Hemicellulolytic bacteria degrade hemicellulose into sugars, which can be used as a substrate of fermentation by other microbes in the rumen.  Most Ruminococcus bacteria fall into this category.

Amylolytic bacteria can utilize ammonia as a nitrogen source, and amylase, a secreted enzyme, to breakdown starches.  Like cellulolytic bacteria, their populations are also regulated by pH.  Inversely to cellulolytic bacteria, amylolytic bacteria are more prevalent on a high grain diet and decline with increasing pH and rumen buffers.  Amylolytic bacteria produce lactic acid which sometimes results in lactic acidosis.  Streptococcus bovis is an important species of amylolytic bacteria.

Intermediate acid utilizing bacteria are also very important to rumen fermentation.  These species utilize lactic acid, and succinyl acid as a fermentation substrate.  Intermediate acid utilizing bacteria are key to adaptation to high grain diets, however their reproductive rate is significantly slower than other bacteria, making production management such as backgrounding or implementing a step-up ration that much more important in the prevention of acidosis.  Important species of intermediate acid utilizing bacteria are Megasphaera elsdenii and Selenomonas ruminantium.

▶ Tasks to perform:
1) Rewrite the paragraph of the rumen bacteria passage that begins "Amylolytic bacteria can utilize ammonia" as a short bulleted list, keeping its main facts.
2) Answer from the rumen bacteria passage:
(a) Which category do most Ruminococcus bacteria fall into?
(b) What secreted enzyme do amylolytic bacteria use to break down starches?
(c) Which two species are named as important intermediate acid utilizing bacteria?
3) Write out word for word everything in the rumen bacteria passage from "Hemicellulolytic bacteria degrade" down to "into this category.".
The data is not needed.

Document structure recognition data

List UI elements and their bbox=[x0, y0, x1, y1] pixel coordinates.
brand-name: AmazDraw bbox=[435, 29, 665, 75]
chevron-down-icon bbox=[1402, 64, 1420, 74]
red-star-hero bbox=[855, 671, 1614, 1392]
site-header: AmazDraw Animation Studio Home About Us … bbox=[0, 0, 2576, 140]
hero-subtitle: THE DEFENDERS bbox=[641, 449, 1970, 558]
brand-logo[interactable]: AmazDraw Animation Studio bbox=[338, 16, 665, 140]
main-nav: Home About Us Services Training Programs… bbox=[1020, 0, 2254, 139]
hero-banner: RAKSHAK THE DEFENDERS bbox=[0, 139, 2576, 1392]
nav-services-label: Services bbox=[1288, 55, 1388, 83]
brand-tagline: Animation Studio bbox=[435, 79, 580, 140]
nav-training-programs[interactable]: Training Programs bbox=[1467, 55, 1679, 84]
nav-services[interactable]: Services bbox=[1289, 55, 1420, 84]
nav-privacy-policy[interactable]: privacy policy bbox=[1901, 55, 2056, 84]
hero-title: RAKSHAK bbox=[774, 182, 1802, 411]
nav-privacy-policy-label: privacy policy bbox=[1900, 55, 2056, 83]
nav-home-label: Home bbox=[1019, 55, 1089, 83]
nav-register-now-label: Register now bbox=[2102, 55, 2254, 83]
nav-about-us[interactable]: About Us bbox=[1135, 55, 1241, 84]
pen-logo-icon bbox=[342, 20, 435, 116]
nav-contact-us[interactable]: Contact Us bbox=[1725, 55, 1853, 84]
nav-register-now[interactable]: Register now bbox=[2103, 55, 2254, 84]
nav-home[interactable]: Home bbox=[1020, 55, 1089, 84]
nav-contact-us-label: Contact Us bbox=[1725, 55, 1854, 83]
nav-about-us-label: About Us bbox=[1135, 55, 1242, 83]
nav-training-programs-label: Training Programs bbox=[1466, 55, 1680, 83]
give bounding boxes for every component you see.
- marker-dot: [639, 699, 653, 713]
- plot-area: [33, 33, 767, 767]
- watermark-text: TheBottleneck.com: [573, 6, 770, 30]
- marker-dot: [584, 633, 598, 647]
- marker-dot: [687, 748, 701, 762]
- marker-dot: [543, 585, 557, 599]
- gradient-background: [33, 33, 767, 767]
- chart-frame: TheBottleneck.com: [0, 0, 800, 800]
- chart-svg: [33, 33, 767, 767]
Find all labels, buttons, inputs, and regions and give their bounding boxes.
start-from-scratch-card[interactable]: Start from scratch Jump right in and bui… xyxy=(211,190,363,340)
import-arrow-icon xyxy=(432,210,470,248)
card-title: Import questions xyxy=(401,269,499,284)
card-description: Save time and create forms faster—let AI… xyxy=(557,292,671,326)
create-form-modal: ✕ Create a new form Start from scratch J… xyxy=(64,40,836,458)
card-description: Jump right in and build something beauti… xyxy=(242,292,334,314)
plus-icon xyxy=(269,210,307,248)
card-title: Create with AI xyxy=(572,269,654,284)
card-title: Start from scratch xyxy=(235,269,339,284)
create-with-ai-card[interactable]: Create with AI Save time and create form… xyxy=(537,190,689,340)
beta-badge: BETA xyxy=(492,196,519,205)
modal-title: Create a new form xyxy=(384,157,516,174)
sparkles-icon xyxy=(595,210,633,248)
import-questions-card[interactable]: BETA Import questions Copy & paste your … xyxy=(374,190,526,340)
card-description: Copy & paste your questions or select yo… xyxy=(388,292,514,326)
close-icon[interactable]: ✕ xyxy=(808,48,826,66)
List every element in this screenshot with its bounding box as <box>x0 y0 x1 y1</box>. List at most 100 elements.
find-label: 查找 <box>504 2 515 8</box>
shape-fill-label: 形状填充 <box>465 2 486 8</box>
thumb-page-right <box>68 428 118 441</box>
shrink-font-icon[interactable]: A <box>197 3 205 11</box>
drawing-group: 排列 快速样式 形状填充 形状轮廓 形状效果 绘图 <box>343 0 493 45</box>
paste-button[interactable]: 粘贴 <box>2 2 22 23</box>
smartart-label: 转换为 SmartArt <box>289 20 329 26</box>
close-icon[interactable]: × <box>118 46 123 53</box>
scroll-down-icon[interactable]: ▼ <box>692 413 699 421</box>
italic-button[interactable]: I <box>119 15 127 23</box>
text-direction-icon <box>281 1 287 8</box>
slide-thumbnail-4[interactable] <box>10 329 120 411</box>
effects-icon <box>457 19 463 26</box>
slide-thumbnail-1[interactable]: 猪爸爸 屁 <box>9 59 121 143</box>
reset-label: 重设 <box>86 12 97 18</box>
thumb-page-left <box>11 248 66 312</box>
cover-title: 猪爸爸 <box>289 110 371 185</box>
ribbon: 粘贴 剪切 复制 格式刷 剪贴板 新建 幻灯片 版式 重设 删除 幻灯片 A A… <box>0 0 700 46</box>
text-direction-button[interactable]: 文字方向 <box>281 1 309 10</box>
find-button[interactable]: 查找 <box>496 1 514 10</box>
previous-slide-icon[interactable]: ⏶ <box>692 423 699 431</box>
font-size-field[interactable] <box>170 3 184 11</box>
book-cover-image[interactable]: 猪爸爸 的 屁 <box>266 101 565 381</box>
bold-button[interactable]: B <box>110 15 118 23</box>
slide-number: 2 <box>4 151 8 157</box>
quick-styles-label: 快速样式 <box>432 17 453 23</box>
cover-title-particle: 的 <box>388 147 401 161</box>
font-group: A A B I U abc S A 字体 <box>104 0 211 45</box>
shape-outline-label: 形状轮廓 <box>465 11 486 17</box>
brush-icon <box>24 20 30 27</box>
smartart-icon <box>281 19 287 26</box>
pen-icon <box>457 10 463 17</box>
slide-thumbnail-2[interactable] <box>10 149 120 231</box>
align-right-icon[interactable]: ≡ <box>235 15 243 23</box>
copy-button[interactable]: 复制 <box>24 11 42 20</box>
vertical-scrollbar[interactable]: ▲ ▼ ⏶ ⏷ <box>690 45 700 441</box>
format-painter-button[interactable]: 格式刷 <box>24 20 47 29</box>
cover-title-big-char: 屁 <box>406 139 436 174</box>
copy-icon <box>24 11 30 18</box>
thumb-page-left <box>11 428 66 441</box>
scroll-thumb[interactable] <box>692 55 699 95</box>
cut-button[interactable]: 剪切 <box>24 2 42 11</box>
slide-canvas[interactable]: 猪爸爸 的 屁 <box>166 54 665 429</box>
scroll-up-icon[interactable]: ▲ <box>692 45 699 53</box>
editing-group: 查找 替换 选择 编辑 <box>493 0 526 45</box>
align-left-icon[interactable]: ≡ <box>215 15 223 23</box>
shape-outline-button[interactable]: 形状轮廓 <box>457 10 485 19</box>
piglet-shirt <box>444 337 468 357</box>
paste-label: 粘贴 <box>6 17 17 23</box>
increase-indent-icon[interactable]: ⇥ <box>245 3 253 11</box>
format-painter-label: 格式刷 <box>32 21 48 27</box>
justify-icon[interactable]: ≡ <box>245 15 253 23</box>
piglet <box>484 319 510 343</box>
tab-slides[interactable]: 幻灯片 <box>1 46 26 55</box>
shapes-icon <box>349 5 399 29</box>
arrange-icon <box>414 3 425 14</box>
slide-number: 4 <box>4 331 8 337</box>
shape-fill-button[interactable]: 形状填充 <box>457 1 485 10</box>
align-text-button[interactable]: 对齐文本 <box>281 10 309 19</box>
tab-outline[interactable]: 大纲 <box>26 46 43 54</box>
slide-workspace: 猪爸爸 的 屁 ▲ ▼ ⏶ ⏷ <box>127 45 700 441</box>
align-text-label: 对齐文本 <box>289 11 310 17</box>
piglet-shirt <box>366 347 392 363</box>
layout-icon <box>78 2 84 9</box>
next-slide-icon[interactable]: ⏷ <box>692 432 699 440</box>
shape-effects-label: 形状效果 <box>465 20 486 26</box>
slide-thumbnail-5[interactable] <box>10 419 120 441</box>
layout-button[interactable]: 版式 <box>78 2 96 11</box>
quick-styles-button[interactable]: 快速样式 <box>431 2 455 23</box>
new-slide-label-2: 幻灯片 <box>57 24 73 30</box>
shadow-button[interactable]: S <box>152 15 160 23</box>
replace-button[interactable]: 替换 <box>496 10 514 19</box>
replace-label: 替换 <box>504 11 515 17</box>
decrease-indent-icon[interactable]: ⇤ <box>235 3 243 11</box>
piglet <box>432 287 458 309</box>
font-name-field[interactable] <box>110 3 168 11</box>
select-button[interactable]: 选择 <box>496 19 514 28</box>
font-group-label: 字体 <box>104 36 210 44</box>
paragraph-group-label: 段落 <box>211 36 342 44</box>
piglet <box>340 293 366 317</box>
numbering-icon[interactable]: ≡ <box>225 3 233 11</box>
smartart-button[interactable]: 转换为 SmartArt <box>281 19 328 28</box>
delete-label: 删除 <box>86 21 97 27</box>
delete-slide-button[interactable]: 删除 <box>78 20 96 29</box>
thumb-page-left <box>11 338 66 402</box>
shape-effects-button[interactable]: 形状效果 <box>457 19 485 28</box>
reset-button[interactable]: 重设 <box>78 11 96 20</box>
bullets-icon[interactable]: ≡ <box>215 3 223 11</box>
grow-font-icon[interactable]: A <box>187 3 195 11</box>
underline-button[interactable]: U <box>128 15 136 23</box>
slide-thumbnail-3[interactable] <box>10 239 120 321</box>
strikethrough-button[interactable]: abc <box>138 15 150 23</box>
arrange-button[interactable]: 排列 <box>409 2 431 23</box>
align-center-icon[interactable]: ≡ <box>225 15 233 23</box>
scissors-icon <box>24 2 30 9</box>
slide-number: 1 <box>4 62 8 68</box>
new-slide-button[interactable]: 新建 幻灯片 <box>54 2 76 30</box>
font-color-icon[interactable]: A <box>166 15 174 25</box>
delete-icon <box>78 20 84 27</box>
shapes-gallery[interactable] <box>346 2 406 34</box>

▶ Exercise solutions:
1)
- Use ammonia as a nitrogen source and amylase, a secreted enzyme, to break down starches.
- Their populations are regulated by pH, as with cellulolytic bacteria.
- Unlike cellulolytic bacteria, they are more prevalent on a high grain diet and decline with increasing pH and rumen buffers.
- They produce lactic acid, which sometimes results in lactic acidosis.
- Streptococcus bovis is an important species.

2)
(a) Hemicellulolytic bacteria
(b) Amylase
(c) Megasphaera elsdenii and Selenomonas ruminantium

3)
Hemicellulolytic bacteria degrade hemicellulose into sugars, which can be used as a substrate of fermentation by other microbes in the rumen.  Most Ruminococcus bacteria fall into this category.